* Begin Dataset content *

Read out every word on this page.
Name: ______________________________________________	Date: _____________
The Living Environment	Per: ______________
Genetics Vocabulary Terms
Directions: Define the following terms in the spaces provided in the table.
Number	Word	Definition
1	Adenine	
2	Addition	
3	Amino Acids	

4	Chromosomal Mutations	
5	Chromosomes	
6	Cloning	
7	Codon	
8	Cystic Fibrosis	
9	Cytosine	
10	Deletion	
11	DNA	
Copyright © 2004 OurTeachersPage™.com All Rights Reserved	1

* End Dataset content *
* Begin Dataset content *

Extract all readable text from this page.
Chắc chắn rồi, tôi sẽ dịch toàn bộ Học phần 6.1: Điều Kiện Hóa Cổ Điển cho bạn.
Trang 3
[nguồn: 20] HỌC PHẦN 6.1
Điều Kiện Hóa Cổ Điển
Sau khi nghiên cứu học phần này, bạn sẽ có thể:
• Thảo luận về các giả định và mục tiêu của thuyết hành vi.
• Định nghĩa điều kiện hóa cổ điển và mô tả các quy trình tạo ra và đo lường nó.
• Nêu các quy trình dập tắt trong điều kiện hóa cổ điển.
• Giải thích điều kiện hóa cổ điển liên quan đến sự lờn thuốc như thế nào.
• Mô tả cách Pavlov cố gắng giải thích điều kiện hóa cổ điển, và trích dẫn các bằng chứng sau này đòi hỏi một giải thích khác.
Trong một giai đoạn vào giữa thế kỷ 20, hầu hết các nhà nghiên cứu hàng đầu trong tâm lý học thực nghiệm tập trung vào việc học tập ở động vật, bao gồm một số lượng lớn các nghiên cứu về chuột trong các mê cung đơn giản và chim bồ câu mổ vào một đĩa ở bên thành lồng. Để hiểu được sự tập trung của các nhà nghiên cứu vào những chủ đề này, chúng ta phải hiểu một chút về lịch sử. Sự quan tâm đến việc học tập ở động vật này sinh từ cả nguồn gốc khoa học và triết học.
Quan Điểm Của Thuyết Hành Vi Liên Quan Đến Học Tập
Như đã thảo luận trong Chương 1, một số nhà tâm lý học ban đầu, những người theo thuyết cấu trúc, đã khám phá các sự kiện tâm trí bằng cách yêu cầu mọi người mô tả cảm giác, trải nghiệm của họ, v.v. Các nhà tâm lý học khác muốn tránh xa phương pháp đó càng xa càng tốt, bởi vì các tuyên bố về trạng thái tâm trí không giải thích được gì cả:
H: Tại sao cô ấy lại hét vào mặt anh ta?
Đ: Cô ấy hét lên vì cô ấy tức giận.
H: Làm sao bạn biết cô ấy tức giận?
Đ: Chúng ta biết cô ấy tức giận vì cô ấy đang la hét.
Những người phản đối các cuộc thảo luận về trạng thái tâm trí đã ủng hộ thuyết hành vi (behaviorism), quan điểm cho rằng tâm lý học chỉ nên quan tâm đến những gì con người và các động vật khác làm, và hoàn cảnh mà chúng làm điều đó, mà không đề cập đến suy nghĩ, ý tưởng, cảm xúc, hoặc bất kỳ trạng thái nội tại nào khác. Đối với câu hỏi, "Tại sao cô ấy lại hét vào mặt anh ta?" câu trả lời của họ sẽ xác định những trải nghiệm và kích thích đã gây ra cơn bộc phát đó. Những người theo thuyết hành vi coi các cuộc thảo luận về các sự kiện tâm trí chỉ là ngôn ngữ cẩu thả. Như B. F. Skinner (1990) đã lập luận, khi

* End Dataset content *

-- Objective --
Copy out the lines that hold "this".

-- Answer to the exercise --
Read out every word on this page.
Extract all readable text from this page.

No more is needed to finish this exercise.